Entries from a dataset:

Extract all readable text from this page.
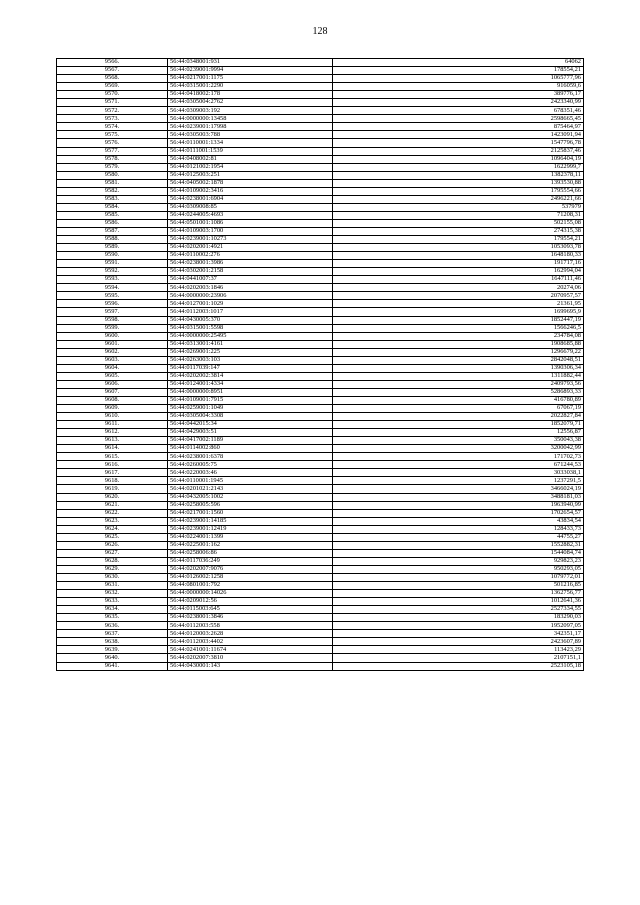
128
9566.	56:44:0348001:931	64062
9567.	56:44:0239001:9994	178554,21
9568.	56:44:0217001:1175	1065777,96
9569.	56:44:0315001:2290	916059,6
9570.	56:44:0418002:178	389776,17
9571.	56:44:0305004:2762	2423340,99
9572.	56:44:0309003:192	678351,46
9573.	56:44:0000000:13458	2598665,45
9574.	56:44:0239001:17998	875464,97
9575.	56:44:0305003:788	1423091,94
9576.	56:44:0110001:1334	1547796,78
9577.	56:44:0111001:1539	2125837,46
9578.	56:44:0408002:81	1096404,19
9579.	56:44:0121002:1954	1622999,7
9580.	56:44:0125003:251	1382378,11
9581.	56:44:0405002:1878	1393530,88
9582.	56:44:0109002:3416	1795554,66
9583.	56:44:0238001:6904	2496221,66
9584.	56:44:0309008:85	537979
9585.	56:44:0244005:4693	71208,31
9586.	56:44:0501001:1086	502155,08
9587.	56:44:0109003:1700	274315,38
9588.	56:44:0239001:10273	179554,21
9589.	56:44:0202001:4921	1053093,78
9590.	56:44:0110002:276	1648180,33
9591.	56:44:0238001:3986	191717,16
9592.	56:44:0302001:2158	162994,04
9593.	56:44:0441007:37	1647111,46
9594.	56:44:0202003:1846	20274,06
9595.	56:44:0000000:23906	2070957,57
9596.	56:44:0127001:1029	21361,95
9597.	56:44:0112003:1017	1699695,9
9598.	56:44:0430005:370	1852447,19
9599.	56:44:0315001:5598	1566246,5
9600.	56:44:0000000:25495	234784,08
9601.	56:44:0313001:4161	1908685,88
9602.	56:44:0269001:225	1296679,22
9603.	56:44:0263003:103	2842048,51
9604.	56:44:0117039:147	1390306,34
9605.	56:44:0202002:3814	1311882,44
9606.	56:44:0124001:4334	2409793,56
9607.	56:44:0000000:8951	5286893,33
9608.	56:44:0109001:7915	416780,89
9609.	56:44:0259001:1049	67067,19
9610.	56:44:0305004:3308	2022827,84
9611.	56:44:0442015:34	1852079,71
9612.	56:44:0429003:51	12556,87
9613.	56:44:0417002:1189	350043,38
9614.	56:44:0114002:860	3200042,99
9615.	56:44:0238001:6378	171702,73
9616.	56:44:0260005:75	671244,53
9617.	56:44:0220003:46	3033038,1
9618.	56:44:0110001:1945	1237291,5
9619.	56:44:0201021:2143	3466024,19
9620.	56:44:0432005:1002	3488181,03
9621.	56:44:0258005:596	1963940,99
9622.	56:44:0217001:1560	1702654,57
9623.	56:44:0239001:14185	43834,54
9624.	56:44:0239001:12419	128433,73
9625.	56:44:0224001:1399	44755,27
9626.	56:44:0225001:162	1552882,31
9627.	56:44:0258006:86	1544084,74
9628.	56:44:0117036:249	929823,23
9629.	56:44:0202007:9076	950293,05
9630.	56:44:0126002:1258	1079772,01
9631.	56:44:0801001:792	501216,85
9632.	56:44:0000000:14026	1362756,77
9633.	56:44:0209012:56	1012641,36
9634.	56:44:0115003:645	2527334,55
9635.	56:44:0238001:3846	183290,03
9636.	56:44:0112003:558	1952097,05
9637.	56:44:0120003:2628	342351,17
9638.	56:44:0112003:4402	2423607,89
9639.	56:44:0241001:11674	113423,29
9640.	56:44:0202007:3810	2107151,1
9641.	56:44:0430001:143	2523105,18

==

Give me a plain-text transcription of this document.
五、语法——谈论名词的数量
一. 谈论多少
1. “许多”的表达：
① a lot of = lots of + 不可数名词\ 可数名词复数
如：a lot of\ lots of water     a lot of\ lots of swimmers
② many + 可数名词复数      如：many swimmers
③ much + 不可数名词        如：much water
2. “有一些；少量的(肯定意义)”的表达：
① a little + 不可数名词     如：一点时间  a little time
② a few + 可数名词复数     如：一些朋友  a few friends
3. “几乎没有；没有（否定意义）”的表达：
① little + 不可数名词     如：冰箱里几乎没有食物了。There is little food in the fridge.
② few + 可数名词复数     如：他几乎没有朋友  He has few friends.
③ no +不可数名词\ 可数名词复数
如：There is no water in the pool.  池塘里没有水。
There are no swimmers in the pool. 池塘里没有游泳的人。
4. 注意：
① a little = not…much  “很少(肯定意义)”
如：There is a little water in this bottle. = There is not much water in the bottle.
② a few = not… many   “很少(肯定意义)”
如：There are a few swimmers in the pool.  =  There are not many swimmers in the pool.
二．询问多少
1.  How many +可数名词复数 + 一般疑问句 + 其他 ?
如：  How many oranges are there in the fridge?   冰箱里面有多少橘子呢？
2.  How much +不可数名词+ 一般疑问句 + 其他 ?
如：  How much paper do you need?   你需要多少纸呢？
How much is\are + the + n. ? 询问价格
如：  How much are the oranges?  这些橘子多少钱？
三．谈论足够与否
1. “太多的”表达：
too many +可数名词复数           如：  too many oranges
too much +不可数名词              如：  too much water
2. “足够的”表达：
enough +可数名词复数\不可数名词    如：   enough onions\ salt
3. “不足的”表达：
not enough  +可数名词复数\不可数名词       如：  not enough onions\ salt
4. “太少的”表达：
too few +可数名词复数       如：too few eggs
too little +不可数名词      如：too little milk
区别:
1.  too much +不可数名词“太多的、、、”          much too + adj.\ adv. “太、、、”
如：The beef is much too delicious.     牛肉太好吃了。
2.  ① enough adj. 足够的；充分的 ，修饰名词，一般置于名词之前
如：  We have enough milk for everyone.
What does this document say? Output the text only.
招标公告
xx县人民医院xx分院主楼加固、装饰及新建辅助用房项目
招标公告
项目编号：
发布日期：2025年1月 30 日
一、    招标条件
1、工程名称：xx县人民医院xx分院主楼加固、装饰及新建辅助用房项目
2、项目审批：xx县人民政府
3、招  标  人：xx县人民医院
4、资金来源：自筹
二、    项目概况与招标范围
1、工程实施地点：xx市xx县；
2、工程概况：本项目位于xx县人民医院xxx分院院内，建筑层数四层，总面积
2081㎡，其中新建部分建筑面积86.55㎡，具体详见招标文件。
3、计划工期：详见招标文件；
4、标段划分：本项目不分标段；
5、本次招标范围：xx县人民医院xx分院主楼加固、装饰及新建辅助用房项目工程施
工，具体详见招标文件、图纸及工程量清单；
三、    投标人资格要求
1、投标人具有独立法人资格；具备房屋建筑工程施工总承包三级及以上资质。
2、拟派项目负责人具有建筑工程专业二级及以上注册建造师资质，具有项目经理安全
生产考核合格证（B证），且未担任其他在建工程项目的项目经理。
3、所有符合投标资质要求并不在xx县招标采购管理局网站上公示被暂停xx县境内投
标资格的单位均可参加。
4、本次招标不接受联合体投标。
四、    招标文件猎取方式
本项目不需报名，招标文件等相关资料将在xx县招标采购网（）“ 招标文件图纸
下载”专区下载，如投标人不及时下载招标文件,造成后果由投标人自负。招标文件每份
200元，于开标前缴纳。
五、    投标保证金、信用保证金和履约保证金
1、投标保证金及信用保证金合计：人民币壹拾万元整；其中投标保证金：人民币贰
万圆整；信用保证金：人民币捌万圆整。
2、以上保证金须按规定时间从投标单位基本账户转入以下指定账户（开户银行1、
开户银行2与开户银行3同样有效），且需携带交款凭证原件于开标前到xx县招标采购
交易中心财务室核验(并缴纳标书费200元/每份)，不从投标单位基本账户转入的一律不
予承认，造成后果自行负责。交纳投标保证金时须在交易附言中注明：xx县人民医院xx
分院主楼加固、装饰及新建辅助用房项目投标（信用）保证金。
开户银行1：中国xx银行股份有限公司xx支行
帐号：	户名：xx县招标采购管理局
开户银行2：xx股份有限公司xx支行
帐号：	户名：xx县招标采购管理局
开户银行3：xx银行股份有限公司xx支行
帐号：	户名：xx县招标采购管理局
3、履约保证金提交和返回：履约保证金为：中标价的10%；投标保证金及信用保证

* * *

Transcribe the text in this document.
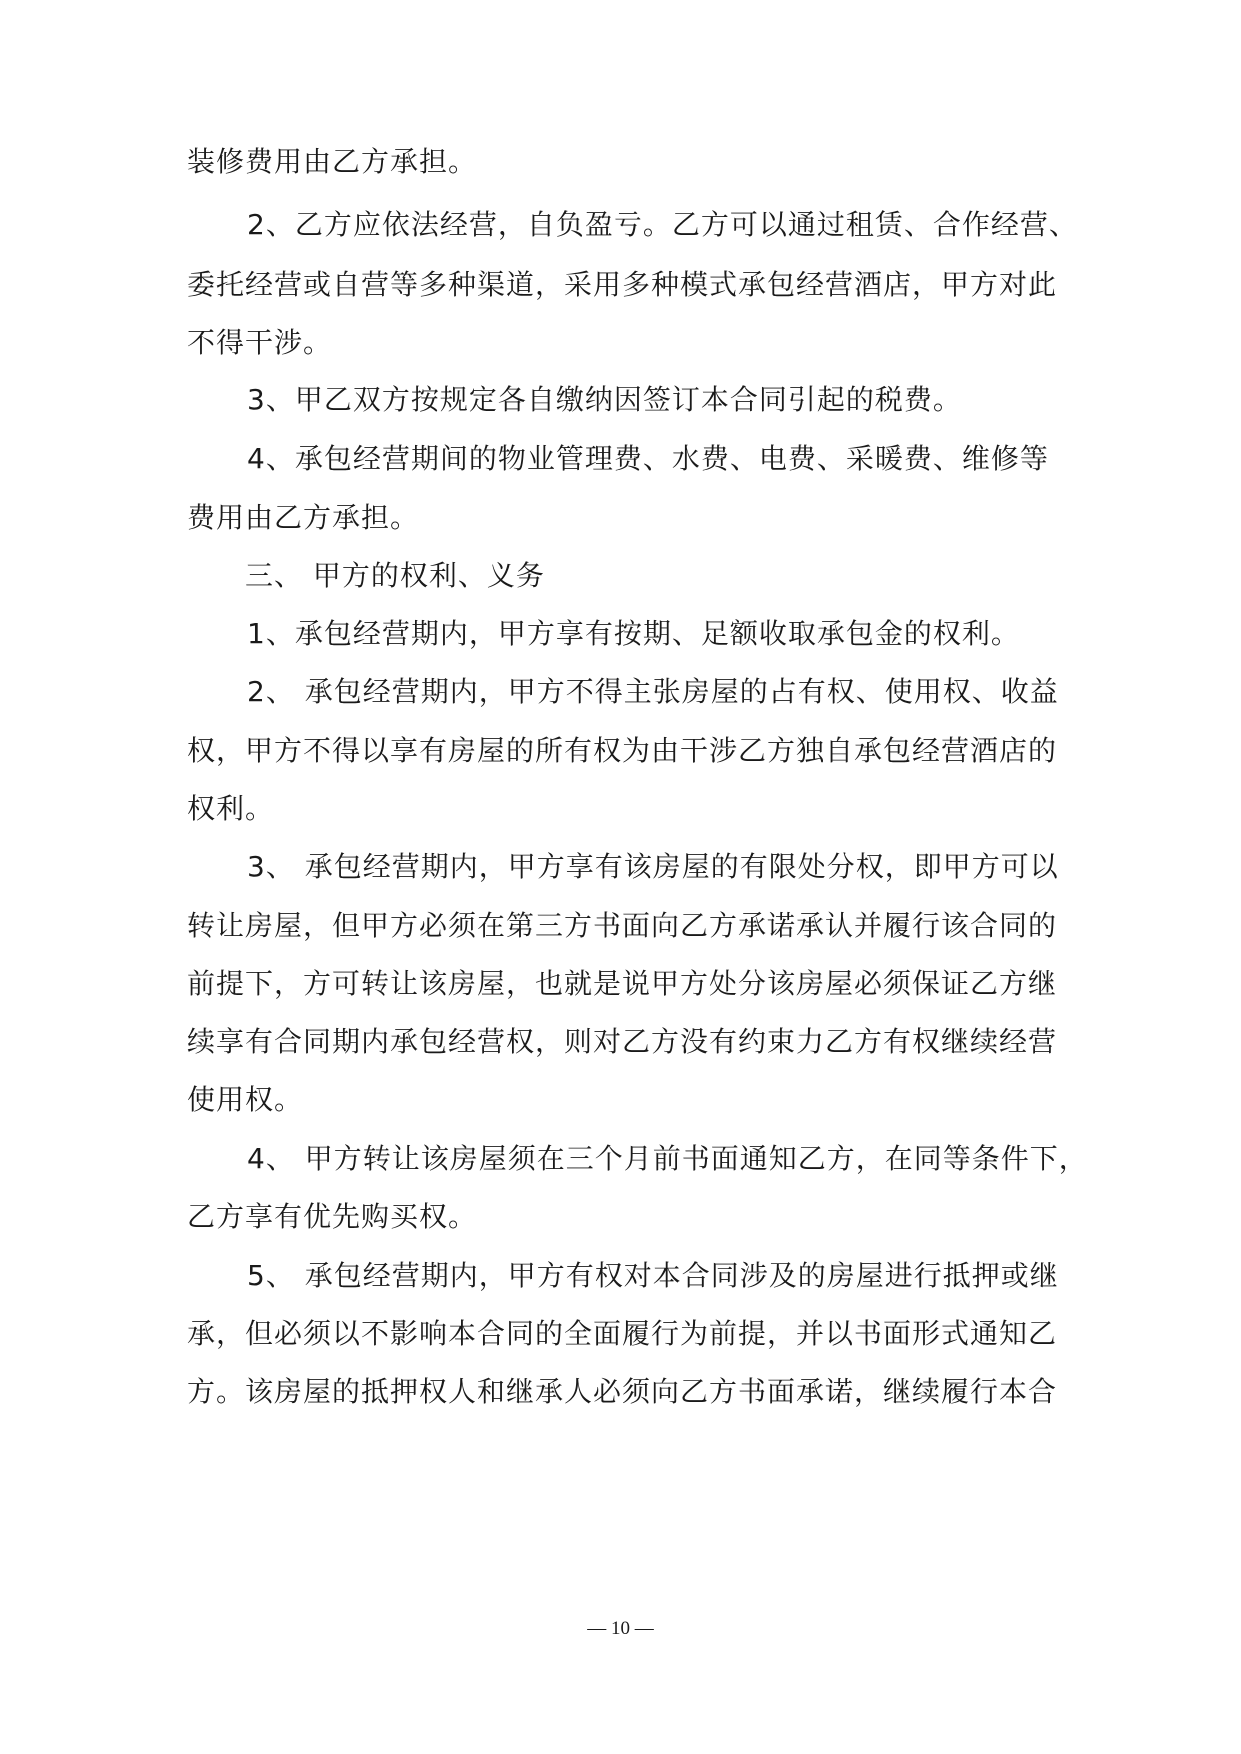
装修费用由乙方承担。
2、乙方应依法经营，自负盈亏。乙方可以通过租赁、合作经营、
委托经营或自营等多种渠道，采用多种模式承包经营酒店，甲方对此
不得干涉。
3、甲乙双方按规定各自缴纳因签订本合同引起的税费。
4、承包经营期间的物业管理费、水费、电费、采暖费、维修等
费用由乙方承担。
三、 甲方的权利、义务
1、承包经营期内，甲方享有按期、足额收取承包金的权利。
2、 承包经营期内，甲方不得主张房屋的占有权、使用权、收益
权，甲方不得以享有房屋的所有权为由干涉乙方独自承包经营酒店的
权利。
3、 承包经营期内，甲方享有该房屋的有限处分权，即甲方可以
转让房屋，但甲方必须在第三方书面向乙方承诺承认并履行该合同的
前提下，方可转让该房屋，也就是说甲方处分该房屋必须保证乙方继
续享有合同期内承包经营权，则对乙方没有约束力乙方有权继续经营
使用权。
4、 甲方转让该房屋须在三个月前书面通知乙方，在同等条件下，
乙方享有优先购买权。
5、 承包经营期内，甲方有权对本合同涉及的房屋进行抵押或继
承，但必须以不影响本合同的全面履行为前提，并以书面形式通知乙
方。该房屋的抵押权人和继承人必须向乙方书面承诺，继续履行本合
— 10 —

**Aim of the task**: Report all lines of the material that contain the word "enough".

**Output**:
enough +可数名词复数\不可数名词    如：   enough onions\ salt
not enough  +可数名词复数\不可数名词       如：  not enough onions\ salt
2.  ① enough adj. 足够的；充分的 ，修饰名词，一般置于名词之前
如：  We have enough milk for everyone.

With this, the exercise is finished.